Explore the material
a - In the text on maternal weight and infant heart defects, how many infants without heart defects served as controls?
b - From the text on maternal weight and infant heart defects, reproduce word for word the part that opens with the words containing "Increased BMI Before" and closes with "pregnancy as well.".

*** Text shown ***

Increased BMI Before Pregnancy Linked w/ Heart Defects in Infants
We have had a major push in obstetrics for folic acid and yet there are many factors that contribute to a healthy pregnancy. Folic acid is important, but avoidance of toxins such as pesticides can be equally important. Healthy levels of multiple vitamins and minerals such as calcium and zinc. Avoidance of exposure to heavy metals such as mercury in tuna fish. Now we see that a lower body mass index may contribute to a healthier pregnancy as well.
Epidemiology 2001;11:439-446 Women who are overweight or obese before conception appear to have an increased risk of giving birth to infants with isolated heart defects, researchers from the US Centers for Disease Control and Prevention in Atlanta report in the July issue of Epidemiology. Using data from the Atlanta Birth Defects Case-Control Study, Drs. Margaret L. Watkins and Lorenzo D. Botto studied heart defects in 851 live and stillborn infants, among whom 608 had an isolated heart anomaly. The researchers compared these infants with data from 2767 infants without heart defects (controls). Study data were collected for infants born between 1968 and 1980, with interviews of parents conducted between 1982 and 1983. The researchers found that compared with infants of average-weight women, infants of underweight women (body mass index [BMI] < 16.5) were less likely to have to have a major isolated heart defect (adjusted odds ratio 0.64). In addition, compared with average- or underweight mothers, the investigators found that overweight and obese women were more likely to have an infant with a major isolated defect. Among women with a BMI of 26 to 29, the adjusted odds ratio was 1.41, and for women whose BMI was above 29, the adjusted odds ratio was 1.29. This trend toward an increase in isolated heart defects with increased maternal BMI was not present when the investigators looked at multiple heart defects. For isolated heart defects, they note that the adjusted odds ratio per unit of BMI was 1.02, while for multiple defects it was 1.00. In addition, Drs. Watkins and Botto report that “mothers of infants with heart defects were less likely to be white and less likely to report periconceptional vitamin use,” and that infants born during the later years of the study were more likely to have heart defects. Although the reason for the relationship between prepregnancy weight and isolated heart defects is unknown, “if the association between maternal weight and heart defects is real, it has important implications for prevention, given the increasing prevalence of obesity and the morbidity and mortality association with heart defects,” Drs. Watkins and Botto conclude.

*** End of Text shown ***
*** Excerpted data ***

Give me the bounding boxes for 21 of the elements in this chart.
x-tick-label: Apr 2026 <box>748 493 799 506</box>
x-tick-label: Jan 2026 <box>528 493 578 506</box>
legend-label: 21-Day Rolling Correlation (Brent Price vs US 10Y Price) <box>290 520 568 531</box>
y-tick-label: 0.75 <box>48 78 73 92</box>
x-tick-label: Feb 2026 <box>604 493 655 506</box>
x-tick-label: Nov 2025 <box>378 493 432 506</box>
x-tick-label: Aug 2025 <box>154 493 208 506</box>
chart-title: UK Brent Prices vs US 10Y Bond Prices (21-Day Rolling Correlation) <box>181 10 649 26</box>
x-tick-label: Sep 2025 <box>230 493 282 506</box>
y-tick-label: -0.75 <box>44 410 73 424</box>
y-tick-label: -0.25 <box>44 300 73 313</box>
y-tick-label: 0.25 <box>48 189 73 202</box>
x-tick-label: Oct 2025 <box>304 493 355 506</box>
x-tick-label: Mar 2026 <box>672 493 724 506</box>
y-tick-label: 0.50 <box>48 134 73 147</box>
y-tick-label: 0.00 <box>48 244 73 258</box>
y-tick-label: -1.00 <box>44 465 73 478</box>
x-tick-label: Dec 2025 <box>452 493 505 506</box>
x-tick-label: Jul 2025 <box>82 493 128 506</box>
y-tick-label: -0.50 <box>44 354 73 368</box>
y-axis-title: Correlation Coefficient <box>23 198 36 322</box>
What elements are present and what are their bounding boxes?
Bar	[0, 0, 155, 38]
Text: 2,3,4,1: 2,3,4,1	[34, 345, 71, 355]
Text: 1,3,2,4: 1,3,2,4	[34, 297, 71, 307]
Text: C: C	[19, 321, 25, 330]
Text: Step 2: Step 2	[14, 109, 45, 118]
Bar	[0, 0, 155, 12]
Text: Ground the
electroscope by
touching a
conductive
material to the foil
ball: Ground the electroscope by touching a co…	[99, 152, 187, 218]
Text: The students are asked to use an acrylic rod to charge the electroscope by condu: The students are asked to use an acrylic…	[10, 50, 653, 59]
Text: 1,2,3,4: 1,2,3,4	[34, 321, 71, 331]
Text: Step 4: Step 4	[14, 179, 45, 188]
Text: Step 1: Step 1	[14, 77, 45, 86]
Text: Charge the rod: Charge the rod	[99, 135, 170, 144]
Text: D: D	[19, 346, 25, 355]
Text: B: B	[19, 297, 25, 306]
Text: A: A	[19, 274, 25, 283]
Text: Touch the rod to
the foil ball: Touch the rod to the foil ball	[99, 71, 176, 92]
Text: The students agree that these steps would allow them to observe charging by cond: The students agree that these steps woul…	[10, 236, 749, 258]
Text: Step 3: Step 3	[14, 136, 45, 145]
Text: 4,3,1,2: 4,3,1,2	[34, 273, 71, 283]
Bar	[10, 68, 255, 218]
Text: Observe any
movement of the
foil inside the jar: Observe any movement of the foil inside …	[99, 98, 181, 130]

*** End of Excerpted data ***

Task answers
a - 2767 infants.

b -
Increased BMI Before Pregnancy Linked w/ Heart Defects in Infants
We have had a major push in obstetrics for folic acid and yet there are many factors that contribute to a healthy pregnancy. Folic acid is important, but avoidance of toxins such as pesticides can be equally important. Healthy levels of multiple vitamins and minerals such as calcium and zinc. Avoidance of exposure to heavy metals such as mercury in tuna fish. Now we see that a lower body mass index may contribute to a healthier pregnancy as well.